- **WRITTEN REQUEST**:
Retype the entries below word for word, leaving out the pictures.

- **RECORDS SHOWN**:
━━━━━━━━━━━━━━━━━━━━

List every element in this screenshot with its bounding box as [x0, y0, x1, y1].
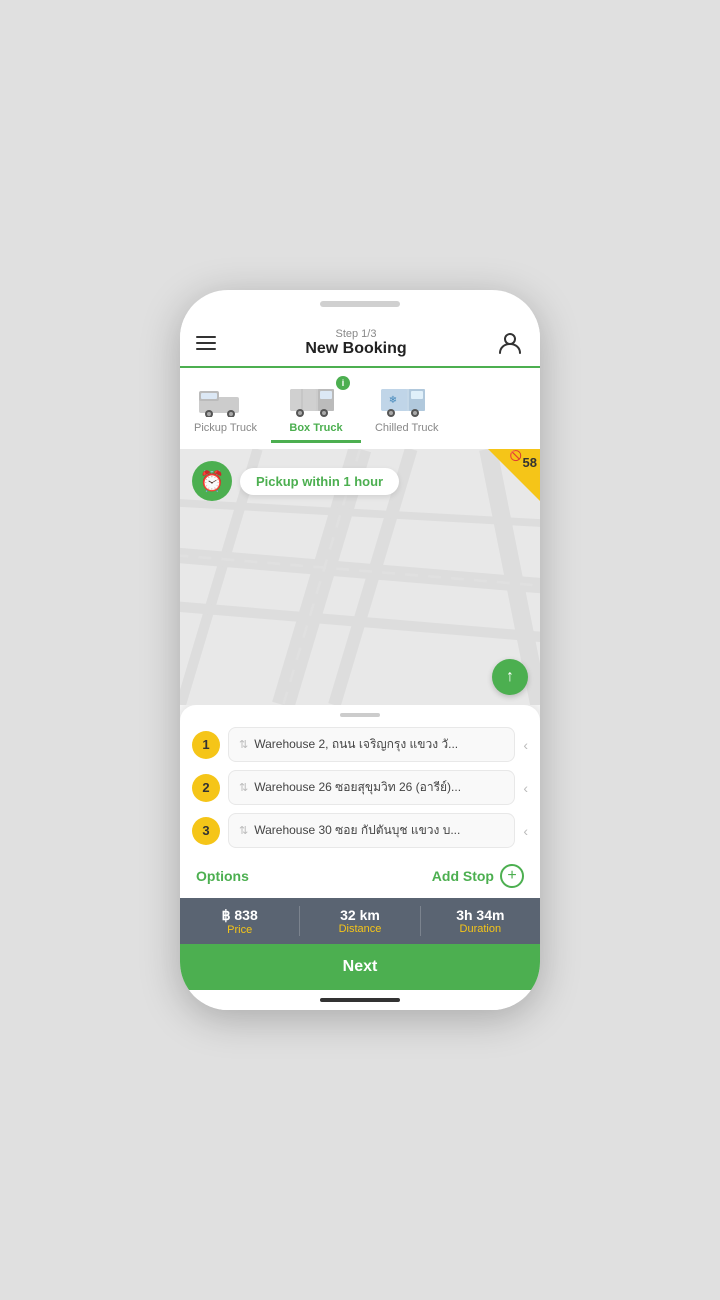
stat-price: ฿ 838 Price — [180, 907, 299, 936]
options-button[interactable]: Options — [196, 868, 249, 884]
stop-row-1: 1 ⇅ Warehouse 2, ถนน เจริญกรุง แขวง วั..… — [192, 727, 528, 762]
pickup-truck-label: Pickup Truck — [194, 422, 257, 434]
phone-notch — [320, 301, 400, 307]
pickup-pill[interactable]: ⏰ Pickup within 1 hour — [192, 461, 399, 501]
stop-input-3[interactable]: ⇅ Warehouse 30 ซอย กัปตันบุช แขวง บ... — [228, 813, 515, 848]
chevron-right-2[interactable]: ‹ — [523, 780, 528, 796]
phone-frame: Step 1/3 New Booking — [180, 290, 540, 1010]
stop-number-3: 3 — [192, 817, 220, 845]
profile-icon[interactable] — [496, 329, 524, 357]
phone-home-bar — [180, 990, 540, 1010]
chevron-right-1[interactable]: ‹ — [523, 737, 528, 753]
chilled-truck-icon: ❄ — [377, 380, 437, 420]
header-center: Step 1/3 New Booking — [305, 328, 406, 358]
distance-label: Distance — [300, 923, 419, 935]
truck-selector: Pickup Truck i — [180, 368, 540, 449]
page-title: New Booking — [305, 340, 406, 358]
phone-notch-area — [180, 290, 540, 318]
truck-item-box[interactable]: i Box Truck — [271, 374, 361, 443]
add-stop-row[interactable]: Add Stop + — [432, 864, 524, 888]
corner-badge: 🚫 58 — [488, 449, 540, 501]
info-badge: i — [336, 376, 350, 390]
stop-input-1[interactable]: ⇅ Warehouse 2, ถนน เจริญกรุง แขวง วั... — [228, 727, 515, 762]
stop-row-3: 3 ⇅ Warehouse 30 ซอย กัปตันบุช แขวง บ...… — [192, 813, 528, 848]
alarm-icon: ⏰ — [192, 461, 232, 501]
sort-icon-2: ⇅ — [239, 781, 248, 794]
corner-badge-count: 58 — [523, 455, 537, 470]
svg-text:❄: ❄ — [389, 395, 397, 406]
stop-input-2[interactable]: ⇅ Warehouse 26 ซอยสุขุมวิท 26 (อารีย์)..… — [228, 770, 515, 805]
duration-label: Duration — [421, 923, 540, 935]
price-value: ฿ 838 — [180, 907, 299, 924]
corner-badge-icon: 🚫 — [510, 451, 522, 462]
bottom-panel: 1 ⇅ Warehouse 2, ถนน เจริญกรุง แขวง วั..… — [180, 705, 540, 898]
stop-address-2: Warehouse 26 ซอยสุขุมวิท 26 (อารีย์)... — [254, 778, 504, 797]
header: Step 1/3 New Booking — [180, 318, 540, 368]
options-row: Options Add Stop + — [180, 856, 540, 898]
price-label: Price — [180, 924, 299, 936]
distance-value: 32 km — [300, 907, 419, 923]
sort-icon-1: ⇅ — [239, 738, 248, 751]
duration-value: 3h 34m — [421, 907, 540, 923]
add-stop-label: Add Stop — [432, 868, 494, 884]
stats-bar: ฿ 838 Price 32 km Distance 3h 34m Durati… — [180, 898, 540, 944]
sort-icon-3: ⇅ — [239, 824, 248, 837]
menu-button[interactable] — [196, 336, 216, 350]
map-area: ⏰ Pickup within 1 hour 🚫 58 ↑ — [180, 449, 540, 705]
box-truck-icon: i — [286, 380, 346, 420]
home-bar — [320, 998, 400, 1002]
box-truck-label: Box Truck — [289, 422, 342, 434]
stop-address-3: Warehouse 30 ซอย กัปตันบุช แขวง บ... — [254, 821, 504, 840]
truck-item-chilled[interactable]: ❄ Chilled Truck — [361, 374, 453, 443]
truck-item-pickup[interactable]: Pickup Truck — [180, 374, 271, 443]
stat-distance: 32 km Distance — [300, 907, 419, 935]
scroll-up-button[interactable]: ↑ — [492, 659, 528, 695]
stop-list: 1 ⇅ Warehouse 2, ถนน เจริญกรุง แขวง วั..… — [180, 723, 540, 848]
stop-address-1: Warehouse 2, ถนน เจริญกรุง แขวง วั... — [254, 735, 504, 754]
pickup-text: Pickup within 1 hour — [240, 468, 399, 495]
add-stop-icon: + — [500, 864, 524, 888]
next-button[interactable]: Next — [180, 944, 540, 990]
stop-row-2: 2 ⇅ Warehouse 26 ซอยสุขุมวิท 26 (อารีย์)… — [192, 770, 528, 805]
stop-number-2: 2 — [192, 774, 220, 802]
stat-duration: 3h 34m Duration — [421, 907, 540, 935]
chilled-truck-label: Chilled Truck — [375, 422, 439, 434]
drag-handle — [340, 713, 380, 717]
screen: Step 1/3 New Booking — [180, 318, 540, 1010]
chevron-right-3[interactable]: ‹ — [523, 823, 528, 839]
step-label: Step 1/3 — [305, 328, 406, 340]
pickup-truck-icon — [195, 380, 255, 420]
stop-number-1: 1 — [192, 731, 220, 759]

━━━━━━━━━━━━━━━━━━━━

- **SOLUTION**:
List every element in this screenshot with its bounding box as [x0, y0, x1, y1].
stat-price: ฿ 838 Price — [180, 907, 299, 936]
options-button[interactable]: Options — [196, 868, 249, 884]
stop-row-1: 1 ⇅ Warehouse 2, ถนน เจริญกรุง แขวง วั..… — [192, 727, 528, 762]
pickup-truck-label: Pickup Truck — [194, 422, 257, 434]
phone-notch — [320, 301, 400, 307]
pickup-pill[interactable]: ⏰ Pickup within 1 hour — [192, 461, 399, 501]
stop-input-3[interactable]: ⇅ Warehouse 30 ซอย กัปตันบุช แขวง บ... — [228, 813, 515, 848]
chevron-right-2[interactable]: ‹ — [523, 780, 528, 796]
phone-frame: Step 1/3 New Booking — [180, 290, 540, 1010]
stop-number-3: 3 — [192, 817, 220, 845]
profile-icon[interactable] — [496, 329, 524, 357]
phone-home-bar — [180, 990, 540, 1010]
chevron-right-1[interactable]: ‹ — [523, 737, 528, 753]
chilled-truck-icon: ❄ — [377, 380, 437, 420]
header-center: Step 1/3 New Booking — [305, 328, 406, 358]
distance-label: Distance — [300, 923, 419, 935]
truck-selector: Pickup Truck i — [180, 368, 540, 449]
page-title: New Booking — [305, 340, 406, 358]
phone-notch-area — [180, 290, 540, 318]
truck-item-box[interactable]: i Box Truck — [271, 374, 361, 443]
add-stop-row[interactable]: Add Stop + — [432, 864, 524, 888]
corner-badge: 🚫 58 — [488, 449, 540, 501]
info-badge: i — [336, 376, 350, 390]
stop-input-1[interactable]: ⇅ Warehouse 2, ถนน เจริญกรุง แขวง วั... — [228, 727, 515, 762]
stop-row-3: 3 ⇅ Warehouse 30 ซอย กัปตันบุช แขวง บ...… — [192, 813, 528, 848]
alarm-icon: ⏰ — [192, 461, 232, 501]
sort-icon-2: ⇅ — [239, 781, 248, 794]
corner-badge-count: 58 — [523, 455, 537, 470]
svg-text:❄: ❄ — [389, 395, 397, 406]
stop-input-2[interactable]: ⇅ Warehouse 26 ซอยสุขุมวิท 26 (อารีย์)..… — [228, 770, 515, 805]
duration-label: Duration — [421, 923, 540, 935]
price-value: ฿ 838 — [180, 907, 299, 924]
corner-badge-icon: 🚫 — [510, 451, 522, 462]
bottom-panel: 1 ⇅ Warehouse 2, ถนน เจริญกรุง แขวง วั..… — [180, 705, 540, 898]
stop-address-2: Warehouse 26 ซอยสุขุมวิท 26 (อารีย์)... — [254, 778, 504, 797]
header: Step 1/3 New Booking — [180, 318, 540, 368]
options-row: Options Add Stop + — [180, 856, 540, 898]
price-label: Price — [180, 924, 299, 936]
distance-value: 32 km — [300, 907, 419, 923]
sort-icon-1: ⇅ — [239, 738, 248, 751]
duration-value: 3h 34m — [421, 907, 540, 923]
add-stop-label: Add Stop — [432, 868, 494, 884]
stats-bar: ฿ 838 Price 32 km Distance 3h 34m Durati… — [180, 898, 540, 944]
sort-icon-3: ⇅ — [239, 824, 248, 837]
menu-button[interactable] — [196, 336, 216, 350]
map-area: ⏰ Pickup within 1 hour 🚫 58 ↑ — [180, 449, 540, 705]
box-truck-icon: i — [286, 380, 346, 420]
home-bar — [320, 998, 400, 1002]
box-truck-label: Box Truck — [289, 422, 342, 434]
stop-address-3: Warehouse 30 ซอย กัปตันบุช แขวง บ... — [254, 821, 504, 840]
truck-item-chilled[interactable]: ❄ Chilled Truck — [361, 374, 453, 443]
truck-item-pickup[interactable]: Pickup Truck — [180, 374, 271, 443]
stat-distance: 32 km Distance — [300, 907, 419, 935]
scroll-up-button[interactable]: ↑ — [492, 659, 528, 695]
stop-list: 1 ⇅ Warehouse 2, ถนน เจริญกรุง แขวง วั..… — [180, 723, 540, 848]
stop-address-1: Warehouse 2, ถนน เจริญกรุง แขวง วั... — [254, 735, 504, 754]
pickup-text: Pickup within 1 hour — [240, 468, 399, 495]
add-stop-icon: + — [500, 864, 524, 888]
next-button[interactable]: Next — [180, 944, 540, 990]
stop-row-2: 2 ⇅ Warehouse 26 ซอยสุขุมวิท 26 (อารีย์)… — [192, 770, 528, 805]
stop-number-2: 2 — [192, 774, 220, 802]
stat-duration: 3h 34m Duration — [421, 907, 540, 935]
chilled-truck-label: Chilled Truck — [375, 422, 439, 434]
drag-handle — [340, 713, 380, 717]
screen: Step 1/3 New Booking — [180, 318, 540, 1010]
chevron-right-3[interactable]: ‹ — [523, 823, 528, 839]
step-label: Step 1/3 — [305, 328, 406, 340]
pickup-truck-icon — [195, 380, 255, 420]
stop-number-1: 1 — [192, 731, 220, 759]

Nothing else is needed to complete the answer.